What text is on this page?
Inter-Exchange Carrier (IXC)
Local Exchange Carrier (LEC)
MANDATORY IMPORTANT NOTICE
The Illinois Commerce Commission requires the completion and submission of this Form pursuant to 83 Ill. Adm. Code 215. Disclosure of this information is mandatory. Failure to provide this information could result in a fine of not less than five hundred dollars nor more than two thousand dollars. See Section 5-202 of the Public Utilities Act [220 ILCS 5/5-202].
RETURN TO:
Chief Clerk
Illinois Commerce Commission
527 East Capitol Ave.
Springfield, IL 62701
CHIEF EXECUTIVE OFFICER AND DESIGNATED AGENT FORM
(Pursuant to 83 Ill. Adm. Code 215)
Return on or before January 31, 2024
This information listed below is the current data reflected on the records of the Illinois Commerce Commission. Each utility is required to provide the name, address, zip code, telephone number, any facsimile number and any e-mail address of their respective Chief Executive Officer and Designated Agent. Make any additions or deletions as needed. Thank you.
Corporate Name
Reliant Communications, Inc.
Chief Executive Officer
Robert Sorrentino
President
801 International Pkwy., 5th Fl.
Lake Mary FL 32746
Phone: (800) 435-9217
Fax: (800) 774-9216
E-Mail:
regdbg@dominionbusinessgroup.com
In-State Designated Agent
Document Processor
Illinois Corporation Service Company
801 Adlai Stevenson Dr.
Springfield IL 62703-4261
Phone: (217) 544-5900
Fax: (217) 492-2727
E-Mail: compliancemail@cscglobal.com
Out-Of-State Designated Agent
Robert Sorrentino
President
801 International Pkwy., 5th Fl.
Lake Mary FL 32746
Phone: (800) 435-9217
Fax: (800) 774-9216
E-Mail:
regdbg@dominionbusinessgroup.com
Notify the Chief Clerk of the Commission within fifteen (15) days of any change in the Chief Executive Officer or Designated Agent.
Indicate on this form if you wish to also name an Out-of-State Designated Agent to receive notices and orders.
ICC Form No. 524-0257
*-*-*
__Request__. Each line of the listing should be echoed back exactly.

__Task answer__.
What text is on this page?
Inter-Exchange Carrier (IXC)
Local Exchange Carrier (LEC)
MANDATORY IMPORTANT NOTICE
The Illinois Commerce Commission requires the completion and submission of this Form pursuant to 83 Ill. Adm. Code 215. Disclosure of this information is mandatory. Failure to provide this information could result in a fine of not less than five hundred dollars nor more than two thousand dollars. See Section 5-202 of the Public Utilities Act [220 ILCS 5/5-202].
RETURN TO:
Chief Clerk
Illinois Commerce Commission
527 East Capitol Ave.
Springfield, IL 62701
CHIEF EXECUTIVE OFFICER AND DESIGNATED AGENT FORM
(Pursuant to 83 Ill. Adm. Code 215)
Return on or before January 31, 2024
This information listed below is the current data reflected on the records of the Illinois Commerce Commission. Each utility is required to provide the name, address, zip code, telephone number, any facsimile number and any e-mail address of their respective Chief Executive Officer and Designated Agent. Make any additions or deletions as needed. Thank you.
Corporate Name
Reliant Communications, Inc.
Chief Executive Officer
Robert Sorrentino
President
801 International Pkwy., 5th Fl.
Lake Mary FL 32746
Phone: (800) 435-9217
Fax: (800) 774-9216
E-Mail:
regdbg@dominionbusinessgroup.com
In-State Designated Agent
Document Processor
Illinois Corporation Service Company
801 Adlai Stevenson Dr.
Springfield IL 62703-4261
Phone: (217) 544-5900
Fax: (217) 492-2727
E-Mail: compliancemail@cscglobal.com
Out-Of-State Designated Agent
Robert Sorrentino
President
801 International Pkwy., 5th Fl.
Lake Mary FL 32746
Phone: (800) 435-9217
Fax: (800) 774-9216
E-Mail:
regdbg@dominionbusinessgroup.com
Notify the Chief Clerk of the Commission within fifteen (15) days of any change in the Chief Executive Officer or Designated Agent.
Indicate on this form if you wish to also name an Out-of-State Designated Agent to receive notices and orders.
ICC Form No. 524-0257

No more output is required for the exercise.